*What is asked*
Pictures appear in the records below; write out everything else exactly.

--- Input material ---

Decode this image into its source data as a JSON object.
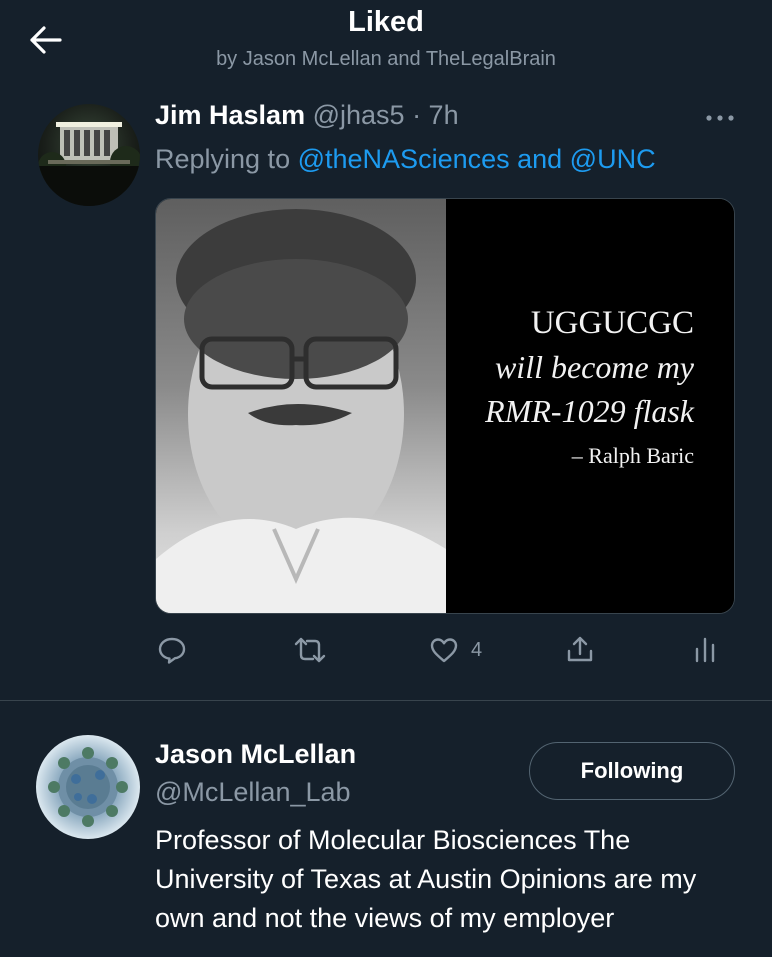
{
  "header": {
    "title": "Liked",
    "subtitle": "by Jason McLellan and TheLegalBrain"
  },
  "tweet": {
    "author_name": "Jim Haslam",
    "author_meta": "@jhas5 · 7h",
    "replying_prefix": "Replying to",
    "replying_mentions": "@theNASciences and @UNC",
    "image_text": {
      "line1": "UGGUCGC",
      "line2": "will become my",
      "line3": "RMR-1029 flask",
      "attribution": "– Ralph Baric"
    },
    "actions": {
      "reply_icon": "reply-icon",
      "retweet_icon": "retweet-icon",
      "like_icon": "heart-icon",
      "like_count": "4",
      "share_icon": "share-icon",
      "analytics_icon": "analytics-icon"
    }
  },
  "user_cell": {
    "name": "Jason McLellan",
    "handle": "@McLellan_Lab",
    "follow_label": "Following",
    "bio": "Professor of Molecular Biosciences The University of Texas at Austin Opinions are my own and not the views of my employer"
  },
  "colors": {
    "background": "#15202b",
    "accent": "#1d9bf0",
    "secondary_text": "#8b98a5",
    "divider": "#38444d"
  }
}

---

*Completed exercise*
Decode this image into its source data as a JSON object.
{
  "header": {
    "title": "Liked",
    "subtitle": "by Jason McLellan and TheLegalBrain"
  },
  "tweet": {
    "author_name": "Jim Haslam",
    "author_meta": "@jhas5 · 7h",
    "replying_prefix": "Replying to",
    "replying_mentions": "@theNASciences and @UNC",
    "image_text": {
      "line1": "UGGUCGC",
      "line2": "will become my",
      "line3": "RMR-1029 flask",
      "attribution": "– Ralph Baric"
    },
    "actions": {
      "reply_icon": "reply-icon",
      "retweet_icon": "retweet-icon",
      "like_icon": "heart-icon",
      "like_count": "4",
      "share_icon": "share-icon",
      "analytics_icon": "analytics-icon"
    }
  },
  "user_cell": {
    "name": "Jason McLellan",
    "handle": "@McLellan_Lab",
    "follow_label": "Following",
    "bio": "Professor of Molecular Biosciences The University of Texas at Austin Opinions are my own and not the views of my employer"
  },
  "colors": {
    "background": "#15202b",
    "accent": "#1d9bf0",
    "secondary_text": "#8b98a5",
    "divider": "#38444d"
  }
}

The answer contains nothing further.